*WHAT THE EXERCISE ASKS:*
From the listing below, return each line that includes "name".

*DATASET ROWS:*
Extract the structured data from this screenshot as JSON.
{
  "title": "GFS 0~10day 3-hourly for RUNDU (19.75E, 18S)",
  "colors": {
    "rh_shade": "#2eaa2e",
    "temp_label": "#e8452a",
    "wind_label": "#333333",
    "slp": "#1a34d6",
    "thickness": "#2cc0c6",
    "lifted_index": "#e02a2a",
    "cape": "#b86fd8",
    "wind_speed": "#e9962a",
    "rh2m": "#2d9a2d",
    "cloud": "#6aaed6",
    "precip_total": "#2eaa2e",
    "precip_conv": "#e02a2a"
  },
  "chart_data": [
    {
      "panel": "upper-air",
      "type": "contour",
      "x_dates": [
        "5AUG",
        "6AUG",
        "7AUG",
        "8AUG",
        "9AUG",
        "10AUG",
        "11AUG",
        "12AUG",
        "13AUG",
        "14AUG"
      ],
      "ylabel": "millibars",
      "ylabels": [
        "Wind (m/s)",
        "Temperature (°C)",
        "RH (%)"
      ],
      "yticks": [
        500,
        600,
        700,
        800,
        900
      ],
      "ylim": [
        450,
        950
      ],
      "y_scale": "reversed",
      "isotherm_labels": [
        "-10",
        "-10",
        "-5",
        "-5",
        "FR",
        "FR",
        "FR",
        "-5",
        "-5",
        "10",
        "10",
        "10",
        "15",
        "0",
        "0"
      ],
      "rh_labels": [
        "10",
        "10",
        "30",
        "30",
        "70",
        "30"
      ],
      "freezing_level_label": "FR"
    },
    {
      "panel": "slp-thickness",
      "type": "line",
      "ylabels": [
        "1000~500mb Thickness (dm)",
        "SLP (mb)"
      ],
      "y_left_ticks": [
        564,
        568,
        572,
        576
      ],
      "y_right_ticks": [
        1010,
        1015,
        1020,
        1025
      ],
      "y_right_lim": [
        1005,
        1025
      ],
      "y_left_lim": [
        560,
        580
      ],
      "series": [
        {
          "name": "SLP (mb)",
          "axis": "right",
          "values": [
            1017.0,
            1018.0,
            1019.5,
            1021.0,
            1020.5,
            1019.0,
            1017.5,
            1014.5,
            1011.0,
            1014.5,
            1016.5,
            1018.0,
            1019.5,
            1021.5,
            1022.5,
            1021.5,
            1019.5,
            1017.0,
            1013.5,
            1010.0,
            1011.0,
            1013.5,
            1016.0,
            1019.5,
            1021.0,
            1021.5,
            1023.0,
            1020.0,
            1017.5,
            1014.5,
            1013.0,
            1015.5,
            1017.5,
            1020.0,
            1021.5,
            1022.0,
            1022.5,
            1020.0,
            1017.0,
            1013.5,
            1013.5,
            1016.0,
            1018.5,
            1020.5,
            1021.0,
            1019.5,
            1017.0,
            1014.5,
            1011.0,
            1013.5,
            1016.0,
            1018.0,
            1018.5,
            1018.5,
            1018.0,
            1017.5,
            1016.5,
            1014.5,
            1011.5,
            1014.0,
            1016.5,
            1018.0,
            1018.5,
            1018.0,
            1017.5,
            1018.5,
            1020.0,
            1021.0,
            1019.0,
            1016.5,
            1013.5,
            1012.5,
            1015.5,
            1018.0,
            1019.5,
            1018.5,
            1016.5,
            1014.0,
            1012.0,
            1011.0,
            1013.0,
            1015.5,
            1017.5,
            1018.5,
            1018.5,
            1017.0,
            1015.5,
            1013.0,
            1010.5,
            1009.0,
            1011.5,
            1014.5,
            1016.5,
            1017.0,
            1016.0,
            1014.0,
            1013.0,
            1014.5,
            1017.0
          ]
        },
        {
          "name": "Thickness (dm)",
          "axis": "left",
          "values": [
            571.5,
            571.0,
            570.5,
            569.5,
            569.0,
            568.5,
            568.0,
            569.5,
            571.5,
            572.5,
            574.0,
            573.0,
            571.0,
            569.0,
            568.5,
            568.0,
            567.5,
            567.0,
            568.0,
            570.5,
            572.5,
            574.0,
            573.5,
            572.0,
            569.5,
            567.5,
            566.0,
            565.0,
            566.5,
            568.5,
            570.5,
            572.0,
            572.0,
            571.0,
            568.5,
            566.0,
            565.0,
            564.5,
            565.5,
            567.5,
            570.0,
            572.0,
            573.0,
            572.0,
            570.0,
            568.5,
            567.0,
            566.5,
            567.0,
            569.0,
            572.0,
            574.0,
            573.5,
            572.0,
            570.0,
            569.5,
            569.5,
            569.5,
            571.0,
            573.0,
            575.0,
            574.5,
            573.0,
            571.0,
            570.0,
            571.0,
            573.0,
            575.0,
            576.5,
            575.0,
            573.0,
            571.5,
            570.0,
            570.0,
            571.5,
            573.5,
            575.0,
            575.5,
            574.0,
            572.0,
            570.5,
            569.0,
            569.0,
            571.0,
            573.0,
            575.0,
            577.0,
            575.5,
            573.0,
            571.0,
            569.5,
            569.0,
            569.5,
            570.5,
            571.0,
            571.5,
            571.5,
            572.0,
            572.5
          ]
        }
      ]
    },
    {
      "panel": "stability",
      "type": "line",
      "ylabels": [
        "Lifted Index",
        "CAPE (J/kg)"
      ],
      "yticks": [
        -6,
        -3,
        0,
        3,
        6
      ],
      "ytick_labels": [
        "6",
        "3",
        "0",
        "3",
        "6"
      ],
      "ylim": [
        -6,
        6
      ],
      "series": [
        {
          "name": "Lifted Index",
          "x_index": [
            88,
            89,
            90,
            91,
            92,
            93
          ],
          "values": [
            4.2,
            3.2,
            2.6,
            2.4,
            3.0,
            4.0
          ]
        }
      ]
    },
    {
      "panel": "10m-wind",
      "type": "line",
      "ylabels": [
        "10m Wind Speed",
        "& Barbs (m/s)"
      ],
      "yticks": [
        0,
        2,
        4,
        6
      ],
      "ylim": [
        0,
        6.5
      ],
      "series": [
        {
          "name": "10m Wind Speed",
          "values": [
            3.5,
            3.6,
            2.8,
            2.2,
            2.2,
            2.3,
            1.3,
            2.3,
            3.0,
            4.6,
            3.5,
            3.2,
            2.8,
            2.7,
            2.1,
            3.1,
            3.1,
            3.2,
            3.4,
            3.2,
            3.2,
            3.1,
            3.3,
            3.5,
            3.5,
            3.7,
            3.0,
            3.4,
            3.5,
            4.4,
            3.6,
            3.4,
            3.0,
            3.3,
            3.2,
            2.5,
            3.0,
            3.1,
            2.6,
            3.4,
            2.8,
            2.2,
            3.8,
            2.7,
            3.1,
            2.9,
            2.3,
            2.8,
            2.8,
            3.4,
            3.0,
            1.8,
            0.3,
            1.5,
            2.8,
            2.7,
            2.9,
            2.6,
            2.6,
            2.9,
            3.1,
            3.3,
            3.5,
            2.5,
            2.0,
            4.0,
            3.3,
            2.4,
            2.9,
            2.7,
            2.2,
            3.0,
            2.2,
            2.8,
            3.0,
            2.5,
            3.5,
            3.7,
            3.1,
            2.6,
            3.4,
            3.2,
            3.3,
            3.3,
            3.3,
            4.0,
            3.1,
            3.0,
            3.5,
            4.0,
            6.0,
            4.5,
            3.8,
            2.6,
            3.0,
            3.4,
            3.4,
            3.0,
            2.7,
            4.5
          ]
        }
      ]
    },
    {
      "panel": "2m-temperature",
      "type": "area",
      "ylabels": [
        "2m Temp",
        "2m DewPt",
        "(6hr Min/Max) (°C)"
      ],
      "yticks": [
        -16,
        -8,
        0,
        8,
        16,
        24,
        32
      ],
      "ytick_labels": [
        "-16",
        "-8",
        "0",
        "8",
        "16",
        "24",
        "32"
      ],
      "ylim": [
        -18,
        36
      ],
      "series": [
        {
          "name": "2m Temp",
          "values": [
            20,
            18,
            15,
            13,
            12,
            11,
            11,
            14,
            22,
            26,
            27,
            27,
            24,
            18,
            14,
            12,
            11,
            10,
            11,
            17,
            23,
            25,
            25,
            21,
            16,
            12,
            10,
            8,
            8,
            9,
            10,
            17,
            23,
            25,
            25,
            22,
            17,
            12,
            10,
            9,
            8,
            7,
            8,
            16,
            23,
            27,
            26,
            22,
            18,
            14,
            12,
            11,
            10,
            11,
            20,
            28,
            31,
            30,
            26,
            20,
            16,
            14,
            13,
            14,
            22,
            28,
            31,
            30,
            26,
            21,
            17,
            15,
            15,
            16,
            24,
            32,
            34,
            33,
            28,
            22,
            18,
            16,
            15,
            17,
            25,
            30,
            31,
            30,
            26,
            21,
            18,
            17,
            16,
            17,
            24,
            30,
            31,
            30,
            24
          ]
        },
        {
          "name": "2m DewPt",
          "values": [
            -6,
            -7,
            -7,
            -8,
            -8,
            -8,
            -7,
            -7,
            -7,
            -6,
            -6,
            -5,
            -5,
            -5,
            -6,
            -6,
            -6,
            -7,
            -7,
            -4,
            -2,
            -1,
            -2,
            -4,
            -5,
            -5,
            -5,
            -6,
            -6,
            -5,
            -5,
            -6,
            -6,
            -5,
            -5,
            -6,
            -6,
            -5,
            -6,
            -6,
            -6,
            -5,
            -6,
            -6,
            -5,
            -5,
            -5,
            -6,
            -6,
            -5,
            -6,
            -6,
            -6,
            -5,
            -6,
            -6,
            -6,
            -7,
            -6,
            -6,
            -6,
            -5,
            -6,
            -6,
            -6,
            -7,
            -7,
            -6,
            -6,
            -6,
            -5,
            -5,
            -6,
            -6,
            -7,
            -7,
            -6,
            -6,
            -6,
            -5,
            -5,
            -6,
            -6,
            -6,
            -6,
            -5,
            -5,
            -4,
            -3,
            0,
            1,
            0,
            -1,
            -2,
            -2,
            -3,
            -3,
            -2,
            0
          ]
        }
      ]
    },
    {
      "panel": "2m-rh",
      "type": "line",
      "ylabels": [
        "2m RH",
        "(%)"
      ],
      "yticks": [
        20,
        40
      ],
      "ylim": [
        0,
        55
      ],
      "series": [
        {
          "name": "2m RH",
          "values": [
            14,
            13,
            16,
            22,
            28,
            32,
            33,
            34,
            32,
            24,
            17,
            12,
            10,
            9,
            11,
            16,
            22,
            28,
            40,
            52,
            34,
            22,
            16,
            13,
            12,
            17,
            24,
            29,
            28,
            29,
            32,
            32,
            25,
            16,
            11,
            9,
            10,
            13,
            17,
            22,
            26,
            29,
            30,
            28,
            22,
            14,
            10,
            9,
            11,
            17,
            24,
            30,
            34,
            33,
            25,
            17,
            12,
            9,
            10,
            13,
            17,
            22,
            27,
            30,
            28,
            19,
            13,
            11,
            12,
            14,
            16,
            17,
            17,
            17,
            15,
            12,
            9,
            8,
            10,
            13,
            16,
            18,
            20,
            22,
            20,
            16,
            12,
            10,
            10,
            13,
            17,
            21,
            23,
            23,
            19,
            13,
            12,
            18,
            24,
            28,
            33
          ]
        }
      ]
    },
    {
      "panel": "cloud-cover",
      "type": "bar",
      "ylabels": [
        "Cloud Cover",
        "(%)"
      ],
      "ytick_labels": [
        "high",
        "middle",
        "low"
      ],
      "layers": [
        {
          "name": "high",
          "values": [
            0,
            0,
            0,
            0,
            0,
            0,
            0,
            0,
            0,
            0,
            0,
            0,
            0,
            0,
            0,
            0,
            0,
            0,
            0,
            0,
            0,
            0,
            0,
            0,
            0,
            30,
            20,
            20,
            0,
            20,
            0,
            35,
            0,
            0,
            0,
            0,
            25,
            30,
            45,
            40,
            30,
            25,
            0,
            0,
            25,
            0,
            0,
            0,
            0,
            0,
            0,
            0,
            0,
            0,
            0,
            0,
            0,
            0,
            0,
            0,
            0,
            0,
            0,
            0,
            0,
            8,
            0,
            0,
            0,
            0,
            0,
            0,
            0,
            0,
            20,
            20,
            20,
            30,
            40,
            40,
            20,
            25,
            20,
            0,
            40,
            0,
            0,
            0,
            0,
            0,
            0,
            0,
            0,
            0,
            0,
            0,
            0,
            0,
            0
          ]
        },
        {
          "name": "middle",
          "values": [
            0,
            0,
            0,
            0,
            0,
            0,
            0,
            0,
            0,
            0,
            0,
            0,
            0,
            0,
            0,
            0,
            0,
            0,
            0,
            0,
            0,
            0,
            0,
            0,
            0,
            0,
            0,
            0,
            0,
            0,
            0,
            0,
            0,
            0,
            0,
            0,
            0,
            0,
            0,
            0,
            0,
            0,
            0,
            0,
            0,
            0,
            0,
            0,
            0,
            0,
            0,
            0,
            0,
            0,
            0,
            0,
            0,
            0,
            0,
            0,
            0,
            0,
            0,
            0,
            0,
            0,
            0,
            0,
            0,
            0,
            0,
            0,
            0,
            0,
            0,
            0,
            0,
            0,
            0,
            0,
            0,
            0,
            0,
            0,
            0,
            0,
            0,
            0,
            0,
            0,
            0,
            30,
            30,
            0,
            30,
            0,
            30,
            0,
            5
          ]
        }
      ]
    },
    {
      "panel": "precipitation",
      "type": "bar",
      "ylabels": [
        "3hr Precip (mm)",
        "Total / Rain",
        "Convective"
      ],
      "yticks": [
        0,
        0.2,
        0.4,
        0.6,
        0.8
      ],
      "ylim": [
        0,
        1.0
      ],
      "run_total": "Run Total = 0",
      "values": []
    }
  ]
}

*TASK OUTPUT:*
          "name": "SLP (mb)",
          "name": "Thickness (dm)",
          "name": "Lifted Index",
          "name": "10m Wind Speed",
          "name": "2m Temp",
          "name": "2m DewPt",
          "name": "2m RH",
          "name": "high",
          "name": "middle",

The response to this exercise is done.